- Stated goal -
Check each line of the listing below for the string "xlabel", and copy the ones that have it.

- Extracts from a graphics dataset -
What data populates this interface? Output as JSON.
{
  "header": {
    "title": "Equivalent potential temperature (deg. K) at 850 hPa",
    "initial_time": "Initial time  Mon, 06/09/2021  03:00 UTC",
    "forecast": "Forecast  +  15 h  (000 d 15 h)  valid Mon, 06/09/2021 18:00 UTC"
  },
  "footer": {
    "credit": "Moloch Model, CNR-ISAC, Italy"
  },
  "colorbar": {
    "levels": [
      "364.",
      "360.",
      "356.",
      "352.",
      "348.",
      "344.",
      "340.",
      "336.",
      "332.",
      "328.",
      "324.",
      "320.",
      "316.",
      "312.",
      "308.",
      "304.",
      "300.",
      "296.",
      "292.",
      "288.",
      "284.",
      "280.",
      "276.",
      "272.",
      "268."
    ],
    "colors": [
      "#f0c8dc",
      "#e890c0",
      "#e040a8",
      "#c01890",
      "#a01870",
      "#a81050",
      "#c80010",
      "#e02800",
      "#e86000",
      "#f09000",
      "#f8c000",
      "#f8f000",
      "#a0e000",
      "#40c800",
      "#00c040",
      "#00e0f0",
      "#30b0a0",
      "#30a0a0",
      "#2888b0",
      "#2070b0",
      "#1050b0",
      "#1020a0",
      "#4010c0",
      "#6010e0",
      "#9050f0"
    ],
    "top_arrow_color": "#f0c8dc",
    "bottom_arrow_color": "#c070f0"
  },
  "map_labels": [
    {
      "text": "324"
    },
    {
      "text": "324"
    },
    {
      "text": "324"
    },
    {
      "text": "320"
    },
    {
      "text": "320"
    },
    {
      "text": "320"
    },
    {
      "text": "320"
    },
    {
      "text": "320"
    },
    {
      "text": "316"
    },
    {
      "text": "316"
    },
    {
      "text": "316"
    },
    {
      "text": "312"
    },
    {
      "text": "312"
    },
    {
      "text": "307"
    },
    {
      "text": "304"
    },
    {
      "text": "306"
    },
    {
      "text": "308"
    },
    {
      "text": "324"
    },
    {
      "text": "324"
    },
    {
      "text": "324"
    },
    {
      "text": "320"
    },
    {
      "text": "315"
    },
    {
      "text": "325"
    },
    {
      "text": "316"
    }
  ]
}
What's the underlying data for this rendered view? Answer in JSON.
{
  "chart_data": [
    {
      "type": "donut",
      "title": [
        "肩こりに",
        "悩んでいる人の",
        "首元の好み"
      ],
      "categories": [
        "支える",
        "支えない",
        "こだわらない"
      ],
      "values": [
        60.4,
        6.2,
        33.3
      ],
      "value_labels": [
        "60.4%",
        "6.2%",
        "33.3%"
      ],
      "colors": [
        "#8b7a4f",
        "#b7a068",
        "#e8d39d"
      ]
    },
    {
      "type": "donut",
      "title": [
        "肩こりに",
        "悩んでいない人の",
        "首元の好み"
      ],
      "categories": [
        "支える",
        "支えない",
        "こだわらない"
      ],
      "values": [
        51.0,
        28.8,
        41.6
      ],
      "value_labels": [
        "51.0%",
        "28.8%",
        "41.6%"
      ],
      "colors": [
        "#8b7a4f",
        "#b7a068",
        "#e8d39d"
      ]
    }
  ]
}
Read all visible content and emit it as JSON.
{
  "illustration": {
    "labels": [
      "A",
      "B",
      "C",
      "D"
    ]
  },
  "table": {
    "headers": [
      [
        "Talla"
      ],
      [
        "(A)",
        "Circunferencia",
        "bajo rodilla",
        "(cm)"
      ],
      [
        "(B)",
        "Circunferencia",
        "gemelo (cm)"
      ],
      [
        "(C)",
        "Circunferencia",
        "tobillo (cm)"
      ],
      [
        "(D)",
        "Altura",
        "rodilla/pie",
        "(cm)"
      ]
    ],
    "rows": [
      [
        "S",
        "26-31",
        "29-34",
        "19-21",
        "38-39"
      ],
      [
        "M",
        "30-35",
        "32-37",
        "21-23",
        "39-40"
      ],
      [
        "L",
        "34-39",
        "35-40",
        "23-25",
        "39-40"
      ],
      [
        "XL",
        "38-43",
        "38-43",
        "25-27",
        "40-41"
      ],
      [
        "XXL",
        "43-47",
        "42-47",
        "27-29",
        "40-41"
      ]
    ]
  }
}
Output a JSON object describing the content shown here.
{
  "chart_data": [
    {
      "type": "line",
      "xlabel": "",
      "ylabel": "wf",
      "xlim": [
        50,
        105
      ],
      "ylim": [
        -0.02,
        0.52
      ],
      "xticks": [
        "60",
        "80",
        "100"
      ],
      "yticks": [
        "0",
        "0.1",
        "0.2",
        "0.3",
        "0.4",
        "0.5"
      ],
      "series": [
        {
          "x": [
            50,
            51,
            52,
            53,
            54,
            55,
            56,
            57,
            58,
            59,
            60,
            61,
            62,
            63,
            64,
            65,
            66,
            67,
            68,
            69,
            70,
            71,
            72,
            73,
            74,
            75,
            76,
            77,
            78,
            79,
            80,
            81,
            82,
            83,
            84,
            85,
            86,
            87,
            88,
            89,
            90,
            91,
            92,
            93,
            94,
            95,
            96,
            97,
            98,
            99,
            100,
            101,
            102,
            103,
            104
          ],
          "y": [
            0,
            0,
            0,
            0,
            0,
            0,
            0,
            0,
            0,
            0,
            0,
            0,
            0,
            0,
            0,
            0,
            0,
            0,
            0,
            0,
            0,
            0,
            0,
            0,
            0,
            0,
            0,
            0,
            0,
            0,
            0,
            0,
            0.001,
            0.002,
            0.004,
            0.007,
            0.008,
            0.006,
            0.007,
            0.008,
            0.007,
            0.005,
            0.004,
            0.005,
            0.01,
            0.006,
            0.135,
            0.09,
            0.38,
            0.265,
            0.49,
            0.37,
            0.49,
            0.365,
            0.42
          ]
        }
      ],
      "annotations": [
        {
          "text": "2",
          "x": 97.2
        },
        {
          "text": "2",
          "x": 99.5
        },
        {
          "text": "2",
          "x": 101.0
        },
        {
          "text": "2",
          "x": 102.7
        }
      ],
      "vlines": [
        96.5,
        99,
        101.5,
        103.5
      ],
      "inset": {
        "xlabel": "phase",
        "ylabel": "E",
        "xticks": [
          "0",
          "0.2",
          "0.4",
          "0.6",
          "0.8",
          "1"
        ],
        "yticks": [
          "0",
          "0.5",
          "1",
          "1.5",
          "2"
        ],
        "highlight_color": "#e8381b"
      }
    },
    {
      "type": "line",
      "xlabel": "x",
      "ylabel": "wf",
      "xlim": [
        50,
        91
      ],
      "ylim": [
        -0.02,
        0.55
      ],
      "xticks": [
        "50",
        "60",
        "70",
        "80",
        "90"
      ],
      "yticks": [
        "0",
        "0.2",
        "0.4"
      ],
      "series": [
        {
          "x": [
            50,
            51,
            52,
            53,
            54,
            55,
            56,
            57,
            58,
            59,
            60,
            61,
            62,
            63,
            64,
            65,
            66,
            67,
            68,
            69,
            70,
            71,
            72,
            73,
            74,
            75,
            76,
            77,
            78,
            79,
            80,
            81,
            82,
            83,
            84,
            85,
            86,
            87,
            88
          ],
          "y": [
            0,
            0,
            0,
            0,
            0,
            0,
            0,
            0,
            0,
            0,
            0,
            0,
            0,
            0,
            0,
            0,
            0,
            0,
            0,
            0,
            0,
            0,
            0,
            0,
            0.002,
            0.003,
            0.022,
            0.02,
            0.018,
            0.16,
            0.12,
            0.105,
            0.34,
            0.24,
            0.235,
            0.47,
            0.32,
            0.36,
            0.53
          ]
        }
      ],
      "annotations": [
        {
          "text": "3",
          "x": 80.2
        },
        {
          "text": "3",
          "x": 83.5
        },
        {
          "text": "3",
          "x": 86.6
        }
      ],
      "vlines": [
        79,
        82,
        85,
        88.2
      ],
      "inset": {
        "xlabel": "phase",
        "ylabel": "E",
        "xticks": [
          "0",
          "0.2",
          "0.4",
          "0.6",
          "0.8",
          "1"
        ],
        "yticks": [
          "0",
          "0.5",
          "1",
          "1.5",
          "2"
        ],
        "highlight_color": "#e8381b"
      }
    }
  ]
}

- Solution for this problem -
      "xlabel": "",
        "xlabel": "phase",
      "xlabel": "x",
        "xlabel": "phase",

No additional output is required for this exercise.